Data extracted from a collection
============
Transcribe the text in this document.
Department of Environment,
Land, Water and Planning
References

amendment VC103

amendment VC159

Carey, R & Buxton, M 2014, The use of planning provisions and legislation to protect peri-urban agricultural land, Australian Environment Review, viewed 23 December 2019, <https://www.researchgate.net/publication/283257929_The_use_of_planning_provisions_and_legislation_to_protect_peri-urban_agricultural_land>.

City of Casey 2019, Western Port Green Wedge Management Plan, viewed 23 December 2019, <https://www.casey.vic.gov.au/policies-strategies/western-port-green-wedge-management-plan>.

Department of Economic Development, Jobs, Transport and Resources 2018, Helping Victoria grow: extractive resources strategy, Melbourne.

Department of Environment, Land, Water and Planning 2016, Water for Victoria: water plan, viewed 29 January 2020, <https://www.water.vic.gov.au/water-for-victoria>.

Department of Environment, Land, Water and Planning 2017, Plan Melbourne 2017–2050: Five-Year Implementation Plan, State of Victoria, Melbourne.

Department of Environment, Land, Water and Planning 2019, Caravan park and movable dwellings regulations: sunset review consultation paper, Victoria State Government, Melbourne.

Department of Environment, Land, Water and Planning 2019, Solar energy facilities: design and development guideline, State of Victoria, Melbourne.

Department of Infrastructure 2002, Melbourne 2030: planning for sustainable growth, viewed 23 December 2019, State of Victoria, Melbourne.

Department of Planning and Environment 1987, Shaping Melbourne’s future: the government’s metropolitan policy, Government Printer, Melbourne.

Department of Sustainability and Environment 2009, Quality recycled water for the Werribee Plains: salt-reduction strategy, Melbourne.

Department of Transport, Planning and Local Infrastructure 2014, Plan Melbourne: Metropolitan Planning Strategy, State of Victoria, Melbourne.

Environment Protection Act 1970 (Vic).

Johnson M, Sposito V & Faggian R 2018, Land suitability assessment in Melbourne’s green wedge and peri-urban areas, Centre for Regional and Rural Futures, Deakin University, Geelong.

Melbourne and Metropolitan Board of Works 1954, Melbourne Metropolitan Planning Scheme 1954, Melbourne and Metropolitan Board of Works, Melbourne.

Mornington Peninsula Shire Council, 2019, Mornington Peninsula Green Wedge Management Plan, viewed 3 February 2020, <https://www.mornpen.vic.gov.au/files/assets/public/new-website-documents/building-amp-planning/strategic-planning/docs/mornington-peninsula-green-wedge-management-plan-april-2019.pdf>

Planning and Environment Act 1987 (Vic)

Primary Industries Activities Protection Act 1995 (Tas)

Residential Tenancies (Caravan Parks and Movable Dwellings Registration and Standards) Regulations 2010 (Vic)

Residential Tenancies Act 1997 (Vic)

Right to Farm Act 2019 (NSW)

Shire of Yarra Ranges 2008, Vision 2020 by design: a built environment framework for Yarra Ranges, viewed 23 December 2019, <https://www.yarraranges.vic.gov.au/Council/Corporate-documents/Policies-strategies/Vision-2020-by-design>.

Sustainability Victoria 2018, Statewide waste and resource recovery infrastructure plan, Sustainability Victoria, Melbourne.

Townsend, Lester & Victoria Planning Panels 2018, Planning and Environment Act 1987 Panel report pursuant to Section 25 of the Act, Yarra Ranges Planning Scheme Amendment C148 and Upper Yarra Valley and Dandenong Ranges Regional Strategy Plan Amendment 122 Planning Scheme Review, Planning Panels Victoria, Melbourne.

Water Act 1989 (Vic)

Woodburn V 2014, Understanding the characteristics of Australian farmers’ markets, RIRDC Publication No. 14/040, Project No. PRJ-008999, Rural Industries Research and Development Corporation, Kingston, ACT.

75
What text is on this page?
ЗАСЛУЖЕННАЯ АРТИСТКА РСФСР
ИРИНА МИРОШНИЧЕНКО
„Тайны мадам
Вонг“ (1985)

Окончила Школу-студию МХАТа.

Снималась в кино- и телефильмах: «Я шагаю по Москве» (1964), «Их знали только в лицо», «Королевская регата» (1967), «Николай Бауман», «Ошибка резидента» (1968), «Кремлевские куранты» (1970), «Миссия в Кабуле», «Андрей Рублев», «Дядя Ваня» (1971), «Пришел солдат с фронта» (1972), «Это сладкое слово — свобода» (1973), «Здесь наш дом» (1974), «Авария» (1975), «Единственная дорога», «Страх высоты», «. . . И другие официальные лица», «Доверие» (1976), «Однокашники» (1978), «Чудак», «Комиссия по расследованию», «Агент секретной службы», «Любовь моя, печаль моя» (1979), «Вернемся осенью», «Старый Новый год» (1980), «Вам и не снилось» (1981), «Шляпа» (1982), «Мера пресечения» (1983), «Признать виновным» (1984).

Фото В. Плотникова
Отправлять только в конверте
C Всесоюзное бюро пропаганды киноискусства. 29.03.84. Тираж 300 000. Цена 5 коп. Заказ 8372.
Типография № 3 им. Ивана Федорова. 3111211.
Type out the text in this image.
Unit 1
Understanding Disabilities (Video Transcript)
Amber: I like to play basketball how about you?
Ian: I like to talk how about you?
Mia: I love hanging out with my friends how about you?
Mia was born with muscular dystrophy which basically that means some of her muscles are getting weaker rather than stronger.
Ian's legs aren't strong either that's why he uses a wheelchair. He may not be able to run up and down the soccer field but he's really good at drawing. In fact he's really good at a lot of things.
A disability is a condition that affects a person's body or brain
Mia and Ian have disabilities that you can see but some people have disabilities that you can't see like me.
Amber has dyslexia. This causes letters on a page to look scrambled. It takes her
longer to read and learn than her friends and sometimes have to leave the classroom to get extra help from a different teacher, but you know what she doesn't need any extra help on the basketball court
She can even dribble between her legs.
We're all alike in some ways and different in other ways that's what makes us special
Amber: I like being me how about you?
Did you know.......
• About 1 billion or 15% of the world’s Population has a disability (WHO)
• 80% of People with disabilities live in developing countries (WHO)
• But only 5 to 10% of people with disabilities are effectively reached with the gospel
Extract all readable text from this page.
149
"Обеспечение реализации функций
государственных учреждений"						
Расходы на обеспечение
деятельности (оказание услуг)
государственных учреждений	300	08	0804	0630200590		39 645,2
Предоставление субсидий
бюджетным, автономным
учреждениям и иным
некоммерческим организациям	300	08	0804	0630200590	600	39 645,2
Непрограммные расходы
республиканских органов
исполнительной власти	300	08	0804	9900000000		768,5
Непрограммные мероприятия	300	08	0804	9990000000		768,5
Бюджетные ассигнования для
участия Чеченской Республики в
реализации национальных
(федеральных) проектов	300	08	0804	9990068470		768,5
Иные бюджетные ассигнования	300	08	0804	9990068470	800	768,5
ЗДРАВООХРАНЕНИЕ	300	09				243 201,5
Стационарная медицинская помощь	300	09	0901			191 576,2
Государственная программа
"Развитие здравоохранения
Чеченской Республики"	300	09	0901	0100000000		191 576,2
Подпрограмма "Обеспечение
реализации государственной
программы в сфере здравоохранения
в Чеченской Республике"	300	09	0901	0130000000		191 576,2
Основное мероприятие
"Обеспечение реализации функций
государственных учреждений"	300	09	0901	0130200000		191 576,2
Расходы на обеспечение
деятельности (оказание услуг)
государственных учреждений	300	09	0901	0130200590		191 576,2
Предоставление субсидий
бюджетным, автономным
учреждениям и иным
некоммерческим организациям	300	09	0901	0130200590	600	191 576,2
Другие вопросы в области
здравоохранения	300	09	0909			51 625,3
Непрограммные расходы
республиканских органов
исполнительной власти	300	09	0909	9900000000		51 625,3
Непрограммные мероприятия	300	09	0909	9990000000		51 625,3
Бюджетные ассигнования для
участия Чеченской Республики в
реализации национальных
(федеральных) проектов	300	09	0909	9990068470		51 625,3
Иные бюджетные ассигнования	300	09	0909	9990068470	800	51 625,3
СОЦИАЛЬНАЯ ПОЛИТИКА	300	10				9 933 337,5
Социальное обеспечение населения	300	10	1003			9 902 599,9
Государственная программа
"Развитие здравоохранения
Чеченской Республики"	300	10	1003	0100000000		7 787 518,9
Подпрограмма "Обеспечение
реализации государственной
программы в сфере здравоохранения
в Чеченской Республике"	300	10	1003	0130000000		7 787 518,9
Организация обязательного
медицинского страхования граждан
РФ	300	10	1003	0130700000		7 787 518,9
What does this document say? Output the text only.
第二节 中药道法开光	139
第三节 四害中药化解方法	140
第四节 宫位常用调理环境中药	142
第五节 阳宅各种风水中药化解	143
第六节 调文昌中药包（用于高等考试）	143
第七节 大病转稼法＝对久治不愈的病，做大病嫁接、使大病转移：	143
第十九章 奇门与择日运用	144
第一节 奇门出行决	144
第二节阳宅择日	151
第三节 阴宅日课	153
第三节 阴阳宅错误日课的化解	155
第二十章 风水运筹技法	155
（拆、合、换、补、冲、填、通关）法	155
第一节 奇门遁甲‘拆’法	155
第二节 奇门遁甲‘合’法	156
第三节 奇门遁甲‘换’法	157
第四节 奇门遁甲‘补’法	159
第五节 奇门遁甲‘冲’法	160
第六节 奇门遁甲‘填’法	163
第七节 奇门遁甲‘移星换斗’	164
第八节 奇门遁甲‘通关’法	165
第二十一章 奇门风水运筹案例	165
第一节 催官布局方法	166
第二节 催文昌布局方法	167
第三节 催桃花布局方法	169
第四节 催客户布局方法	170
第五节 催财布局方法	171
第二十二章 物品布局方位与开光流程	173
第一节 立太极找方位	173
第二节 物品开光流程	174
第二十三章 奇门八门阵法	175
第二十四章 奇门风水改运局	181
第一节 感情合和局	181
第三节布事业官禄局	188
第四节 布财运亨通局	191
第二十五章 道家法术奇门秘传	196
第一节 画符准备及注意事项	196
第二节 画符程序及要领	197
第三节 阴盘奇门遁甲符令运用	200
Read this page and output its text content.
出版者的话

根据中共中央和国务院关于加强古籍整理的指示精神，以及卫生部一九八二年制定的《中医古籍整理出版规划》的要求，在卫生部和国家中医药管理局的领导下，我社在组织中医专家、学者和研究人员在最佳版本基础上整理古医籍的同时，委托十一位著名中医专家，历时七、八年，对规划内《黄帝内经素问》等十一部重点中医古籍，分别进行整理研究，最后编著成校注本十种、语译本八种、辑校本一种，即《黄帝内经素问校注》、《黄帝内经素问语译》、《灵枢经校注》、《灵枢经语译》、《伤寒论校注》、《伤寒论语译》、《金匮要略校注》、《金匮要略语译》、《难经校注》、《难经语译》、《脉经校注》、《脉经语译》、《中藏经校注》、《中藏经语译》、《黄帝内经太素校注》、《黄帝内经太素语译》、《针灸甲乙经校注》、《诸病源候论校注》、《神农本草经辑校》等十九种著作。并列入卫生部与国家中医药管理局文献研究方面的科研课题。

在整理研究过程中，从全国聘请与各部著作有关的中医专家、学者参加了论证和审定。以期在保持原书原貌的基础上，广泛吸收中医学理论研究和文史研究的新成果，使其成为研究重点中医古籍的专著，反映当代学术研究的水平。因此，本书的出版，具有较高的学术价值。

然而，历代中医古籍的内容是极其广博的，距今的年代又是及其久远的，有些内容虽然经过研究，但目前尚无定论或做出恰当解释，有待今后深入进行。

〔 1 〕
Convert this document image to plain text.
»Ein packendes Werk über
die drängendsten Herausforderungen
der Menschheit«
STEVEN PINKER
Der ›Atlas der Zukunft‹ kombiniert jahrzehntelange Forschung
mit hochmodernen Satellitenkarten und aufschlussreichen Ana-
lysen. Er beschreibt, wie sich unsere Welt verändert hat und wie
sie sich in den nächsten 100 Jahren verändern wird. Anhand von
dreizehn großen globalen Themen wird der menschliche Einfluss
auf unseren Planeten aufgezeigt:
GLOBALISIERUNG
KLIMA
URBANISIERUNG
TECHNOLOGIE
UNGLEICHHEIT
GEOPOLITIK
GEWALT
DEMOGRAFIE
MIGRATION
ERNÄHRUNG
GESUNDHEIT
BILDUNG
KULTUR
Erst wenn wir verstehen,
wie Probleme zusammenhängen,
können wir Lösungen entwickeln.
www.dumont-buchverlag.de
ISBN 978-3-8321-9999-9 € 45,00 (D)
============
GIVEN EXERCISE:
Give solely the number of lines in the data that contain the string "wedge".

FULL SOLUTION:
3